## [Requisitos do exercício]
Copie sem alterações o trecho da notícia sobre o sargento da PM do Espírito Santo que vai de "Depois de reconhecer" a "seus direitos reconhecidos.".

## [Bloco de texto]
*****
Depois de reconhecer a união homoafetiva de um sargento gay que integra as fileiras da corporação, o Comando Geral da Polícia Militar do Espírito Santo deu uma guinada radical e acaba de recusar que o parceiro desse mesmo militar seja reconhecido como seu dependente para fins de assistência médica e outros benefícios.
Embora em sua decisão o comandante geral da PM, coronel Ronalt Willian, indefere o pedido do sargento, ele, por outro lado, orienta no mesmo despacho o militar a procurar a Justiça para ter seus direitos reconhecidos.
O comandante Willian tomou a decisão de não reconhecer o parceiro do sargento como dependente com base no parecer feito pelo chefe da Diretoria de Pessoal (DP) da PM, coronel Leonardo Marchezi. O parecer de Marchezi foi assinado em 29 de fevereiro de 2012 e diz o seguinte:
“Corroborando com o despacho acima exarado pelo tenente-coronel chefe da DDC/DP, remeto à V.Exª., para respectiva análise e pertinente liberação. Cabe ressaltar que, associado ao benefício em comento, como conseqüência poderão ocorrer pleitos, em tese, aos filhos do novo companheiro, no caso dependentes do graduado na ascensão direta e em outros similares, aumentando ainda mais a demanda médico/hospitalar e ampliando a respectiva insatisfação do nosso público junto ao HPM/DS, pois como é do conhecimento notório, não há uma plena contemplação aos usuários naturais.
*****
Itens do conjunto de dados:
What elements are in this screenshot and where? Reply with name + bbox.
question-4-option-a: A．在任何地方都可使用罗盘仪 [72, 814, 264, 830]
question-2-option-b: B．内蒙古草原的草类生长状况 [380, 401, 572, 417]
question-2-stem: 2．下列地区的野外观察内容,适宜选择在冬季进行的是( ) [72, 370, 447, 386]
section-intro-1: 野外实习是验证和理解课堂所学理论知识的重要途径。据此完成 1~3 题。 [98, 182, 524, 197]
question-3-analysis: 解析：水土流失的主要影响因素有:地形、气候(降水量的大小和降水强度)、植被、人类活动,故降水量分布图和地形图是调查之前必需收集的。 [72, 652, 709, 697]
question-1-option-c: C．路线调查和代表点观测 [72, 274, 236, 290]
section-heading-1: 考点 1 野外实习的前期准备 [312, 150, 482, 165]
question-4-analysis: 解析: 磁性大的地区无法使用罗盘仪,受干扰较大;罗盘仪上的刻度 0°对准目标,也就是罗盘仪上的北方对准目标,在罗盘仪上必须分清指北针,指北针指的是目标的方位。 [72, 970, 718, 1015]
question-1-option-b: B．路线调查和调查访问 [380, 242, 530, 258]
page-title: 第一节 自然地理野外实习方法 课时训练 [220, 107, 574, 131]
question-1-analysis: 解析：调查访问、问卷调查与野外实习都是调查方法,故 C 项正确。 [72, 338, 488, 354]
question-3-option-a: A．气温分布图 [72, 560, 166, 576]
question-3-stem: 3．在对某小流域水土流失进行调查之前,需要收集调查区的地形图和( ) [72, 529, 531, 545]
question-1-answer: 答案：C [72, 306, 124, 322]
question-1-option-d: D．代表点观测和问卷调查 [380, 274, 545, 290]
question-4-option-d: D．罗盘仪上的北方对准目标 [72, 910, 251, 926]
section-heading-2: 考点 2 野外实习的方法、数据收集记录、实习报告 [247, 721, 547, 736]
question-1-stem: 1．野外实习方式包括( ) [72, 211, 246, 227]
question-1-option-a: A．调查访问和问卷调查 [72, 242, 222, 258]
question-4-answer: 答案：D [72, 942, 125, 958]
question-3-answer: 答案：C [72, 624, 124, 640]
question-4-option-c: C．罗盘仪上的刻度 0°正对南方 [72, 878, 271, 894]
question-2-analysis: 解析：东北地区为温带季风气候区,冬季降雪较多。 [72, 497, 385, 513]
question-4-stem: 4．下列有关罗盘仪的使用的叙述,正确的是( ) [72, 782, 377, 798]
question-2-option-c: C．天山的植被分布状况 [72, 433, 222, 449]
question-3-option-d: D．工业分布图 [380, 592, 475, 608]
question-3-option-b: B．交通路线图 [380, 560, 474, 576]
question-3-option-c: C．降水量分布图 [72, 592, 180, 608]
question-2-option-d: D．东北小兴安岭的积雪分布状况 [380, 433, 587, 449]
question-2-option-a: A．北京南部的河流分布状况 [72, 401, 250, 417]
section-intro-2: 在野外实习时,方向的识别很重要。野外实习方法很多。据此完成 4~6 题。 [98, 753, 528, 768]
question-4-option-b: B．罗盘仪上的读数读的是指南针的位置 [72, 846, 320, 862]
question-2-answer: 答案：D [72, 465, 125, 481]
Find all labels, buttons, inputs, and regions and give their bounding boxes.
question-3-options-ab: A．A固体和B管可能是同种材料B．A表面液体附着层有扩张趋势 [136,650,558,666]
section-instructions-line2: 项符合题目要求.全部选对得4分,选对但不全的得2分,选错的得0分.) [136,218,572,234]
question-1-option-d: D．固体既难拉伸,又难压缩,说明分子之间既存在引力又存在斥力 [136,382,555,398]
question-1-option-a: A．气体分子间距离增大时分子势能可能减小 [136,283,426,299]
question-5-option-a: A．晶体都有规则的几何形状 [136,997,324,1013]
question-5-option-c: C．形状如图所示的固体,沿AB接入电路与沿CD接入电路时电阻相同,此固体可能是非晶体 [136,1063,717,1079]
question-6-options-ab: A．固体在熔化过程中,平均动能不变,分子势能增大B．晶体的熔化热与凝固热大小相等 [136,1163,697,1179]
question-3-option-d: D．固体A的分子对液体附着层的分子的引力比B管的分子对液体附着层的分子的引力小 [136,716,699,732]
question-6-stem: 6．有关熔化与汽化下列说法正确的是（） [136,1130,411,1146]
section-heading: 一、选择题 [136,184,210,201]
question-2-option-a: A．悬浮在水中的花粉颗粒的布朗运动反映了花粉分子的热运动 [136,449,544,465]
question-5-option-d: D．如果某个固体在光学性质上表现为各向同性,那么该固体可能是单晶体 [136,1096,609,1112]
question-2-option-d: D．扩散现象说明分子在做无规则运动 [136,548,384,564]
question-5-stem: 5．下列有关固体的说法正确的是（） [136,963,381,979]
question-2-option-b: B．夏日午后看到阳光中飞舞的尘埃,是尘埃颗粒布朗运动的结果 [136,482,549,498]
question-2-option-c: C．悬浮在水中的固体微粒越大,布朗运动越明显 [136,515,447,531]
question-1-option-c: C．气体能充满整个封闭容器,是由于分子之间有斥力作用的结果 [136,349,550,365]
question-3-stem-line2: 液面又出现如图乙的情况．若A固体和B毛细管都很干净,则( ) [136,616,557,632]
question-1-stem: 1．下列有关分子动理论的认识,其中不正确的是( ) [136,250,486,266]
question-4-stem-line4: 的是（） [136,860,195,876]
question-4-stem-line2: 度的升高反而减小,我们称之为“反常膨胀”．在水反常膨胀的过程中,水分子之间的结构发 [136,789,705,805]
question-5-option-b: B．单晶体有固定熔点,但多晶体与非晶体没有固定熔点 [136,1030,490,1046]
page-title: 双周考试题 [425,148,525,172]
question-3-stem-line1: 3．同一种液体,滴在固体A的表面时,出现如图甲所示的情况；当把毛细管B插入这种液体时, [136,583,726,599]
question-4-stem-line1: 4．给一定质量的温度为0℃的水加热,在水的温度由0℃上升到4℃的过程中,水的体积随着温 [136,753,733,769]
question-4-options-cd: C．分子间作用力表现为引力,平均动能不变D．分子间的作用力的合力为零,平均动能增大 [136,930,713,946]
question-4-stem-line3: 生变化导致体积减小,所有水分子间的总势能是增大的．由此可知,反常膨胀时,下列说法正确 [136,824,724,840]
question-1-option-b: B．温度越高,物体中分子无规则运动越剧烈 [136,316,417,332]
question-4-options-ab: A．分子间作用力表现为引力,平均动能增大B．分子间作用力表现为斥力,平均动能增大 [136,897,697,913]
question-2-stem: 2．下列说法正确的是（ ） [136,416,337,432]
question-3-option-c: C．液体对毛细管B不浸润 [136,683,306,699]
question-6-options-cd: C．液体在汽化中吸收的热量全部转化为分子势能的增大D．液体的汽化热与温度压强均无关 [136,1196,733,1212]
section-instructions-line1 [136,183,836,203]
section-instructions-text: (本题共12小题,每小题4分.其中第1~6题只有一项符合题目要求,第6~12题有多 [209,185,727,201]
*****
## [Resultado]
Depois de reconhecer a união homoafetiva de um sargento gay que integra as fileiras da corporação, o Comando Geral da Polícia Militar do Espírito Santo deu uma guinada radical e acaba de recusar que o parceiro desse mesmo militar seja reconhecido como seu dependente para fins de assistência médica e outros benefícios.
Embora em sua decisão o comandante geral da PM, coronel Ronalt Willian, indefere o pedido do sargento, ele, por outro lado, orienta no mesmo despacho o militar a procurar a Justiça para ter seus direitos reconhecidos.